The job is to output each record exactly as it stands, pictures excluded.

## DATA FOR REVIEW
####################

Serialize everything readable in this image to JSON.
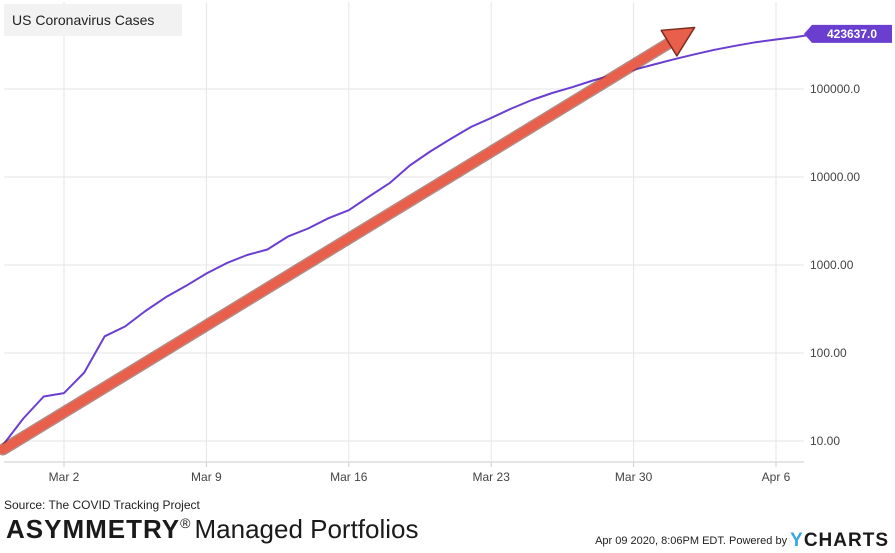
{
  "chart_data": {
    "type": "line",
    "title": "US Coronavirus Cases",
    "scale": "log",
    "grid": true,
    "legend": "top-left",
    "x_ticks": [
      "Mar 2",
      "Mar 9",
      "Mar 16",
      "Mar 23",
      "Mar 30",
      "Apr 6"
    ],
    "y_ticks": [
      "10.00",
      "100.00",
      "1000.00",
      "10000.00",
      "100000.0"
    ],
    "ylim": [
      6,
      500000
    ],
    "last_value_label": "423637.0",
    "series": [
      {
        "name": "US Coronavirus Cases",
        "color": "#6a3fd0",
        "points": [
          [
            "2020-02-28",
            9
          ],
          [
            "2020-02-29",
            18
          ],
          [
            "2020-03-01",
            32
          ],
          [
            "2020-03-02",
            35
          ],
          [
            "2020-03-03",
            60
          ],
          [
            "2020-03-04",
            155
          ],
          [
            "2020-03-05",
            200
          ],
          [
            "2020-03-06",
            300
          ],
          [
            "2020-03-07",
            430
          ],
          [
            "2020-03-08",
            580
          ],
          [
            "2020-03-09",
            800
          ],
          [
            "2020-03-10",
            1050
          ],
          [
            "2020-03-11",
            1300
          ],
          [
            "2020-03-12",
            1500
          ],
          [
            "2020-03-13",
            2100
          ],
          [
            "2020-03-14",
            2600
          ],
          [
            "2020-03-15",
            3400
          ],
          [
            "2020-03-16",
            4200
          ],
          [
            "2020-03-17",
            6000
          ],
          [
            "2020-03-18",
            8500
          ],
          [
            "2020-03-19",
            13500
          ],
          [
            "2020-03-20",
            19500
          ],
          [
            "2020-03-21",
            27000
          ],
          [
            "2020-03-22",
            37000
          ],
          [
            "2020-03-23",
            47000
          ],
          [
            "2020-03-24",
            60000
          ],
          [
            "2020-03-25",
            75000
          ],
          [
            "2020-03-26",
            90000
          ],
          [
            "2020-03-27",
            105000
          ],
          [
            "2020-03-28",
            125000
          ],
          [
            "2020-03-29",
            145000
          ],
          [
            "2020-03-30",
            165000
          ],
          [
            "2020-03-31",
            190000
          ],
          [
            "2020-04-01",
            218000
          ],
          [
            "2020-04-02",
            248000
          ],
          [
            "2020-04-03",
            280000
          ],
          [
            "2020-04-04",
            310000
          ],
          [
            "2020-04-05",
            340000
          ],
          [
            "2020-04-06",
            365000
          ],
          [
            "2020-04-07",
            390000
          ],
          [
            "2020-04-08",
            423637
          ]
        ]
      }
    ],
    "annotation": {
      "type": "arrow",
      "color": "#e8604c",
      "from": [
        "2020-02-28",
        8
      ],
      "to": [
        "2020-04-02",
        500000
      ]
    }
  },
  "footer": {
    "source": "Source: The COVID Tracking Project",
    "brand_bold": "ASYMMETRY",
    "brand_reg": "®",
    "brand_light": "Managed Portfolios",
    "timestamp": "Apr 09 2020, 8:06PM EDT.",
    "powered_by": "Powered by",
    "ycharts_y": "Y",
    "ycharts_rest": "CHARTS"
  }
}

####################

## SOLUTION TO THE EXERCISE
Serialize everything readable in this image to JSON.
{
  "chart_data": {
    "type": "line",
    "title": "US Coronavirus Cases",
    "scale": "log",
    "grid": true,
    "legend": "top-left",
    "x_ticks": [
      "Mar 2",
      "Mar 9",
      "Mar 16",
      "Mar 23",
      "Mar 30",
      "Apr 6"
    ],
    "y_ticks": [
      "10.00",
      "100.00",
      "1000.00",
      "10000.00",
      "100000.0"
    ],
    "ylim": [
      6,
      500000
    ],
    "last_value_label": "423637.0",
    "series": [
      {
        "name": "US Coronavirus Cases",
        "color": "#6a3fd0",
        "points": [
          [
            "2020-02-28",
            9
          ],
          [
            "2020-02-29",
            18
          ],
          [
            "2020-03-01",
            32
          ],
          [
            "2020-03-02",
            35
          ],
          [
            "2020-03-03",
            60
          ],
          [
            "2020-03-04",
            155
          ],
          [
            "2020-03-05",
            200
          ],
          [
            "2020-03-06",
            300
          ],
          [
            "2020-03-07",
            430
          ],
          [
            "2020-03-08",
            580
          ],
          [
            "2020-03-09",
            800
          ],
          [
            "2020-03-10",
            1050
          ],
          [
            "2020-03-11",
            1300
          ],
          [
            "2020-03-12",
            1500
          ],
          [
            "2020-03-13",
            2100
          ],
          [
            "2020-03-14",
            2600
          ],
          [
            "2020-03-15",
            3400
          ],
          [
            "2020-03-16",
            4200
          ],
          [
            "2020-03-17",
            6000
          ],
          [
            "2020-03-18",
            8500
          ],
          [
            "2020-03-19",
            13500
          ],
          [
            "2020-03-20",
            19500
          ],
          [
            "2020-03-21",
            27000
          ],
          [
            "2020-03-22",
            37000
          ],
          [
            "2020-03-23",
            47000
          ],
          [
            "2020-03-24",
            60000
          ],
          [
            "2020-03-25",
            75000
          ],
          [
            "2020-03-26",
            90000
          ],
          [
            "2020-03-27",
            105000
          ],
          [
            "2020-03-28",
            125000
          ],
          [
            "2020-03-29",
            145000
          ],
          [
            "2020-03-30",
            165000
          ],
          [
            "2020-03-31",
            190000
          ],
          [
            "2020-04-01",
            218000
          ],
          [
            "2020-04-02",
            248000
          ],
          [
            "2020-04-03",
            280000
          ],
          [
            "2020-04-04",
            310000
          ],
          [
            "2020-04-05",
            340000
          ],
          [
            "2020-04-06",
            365000
          ],
          [
            "2020-04-07",
            390000
          ],
          [
            "2020-04-08",
            423637
          ]
        ]
      }
    ],
    "annotation": {
      "type": "arrow",
      "color": "#e8604c",
      "from": [
        "2020-02-28",
        8
      ],
      "to": [
        "2020-04-02",
        500000
      ]
    }
  },
  "footer": {
    "source": "Source: The COVID Tracking Project",
    "brand_bold": "ASYMMETRY",
    "brand_reg": "®",
    "brand_light": "Managed Portfolios",
    "timestamp": "Apr 09 2020, 8:06PM EDT.",
    "powered_by": "Powered by",
    "ycharts_y": "Y",
    "ycharts_rest": "CHARTS"
  }
}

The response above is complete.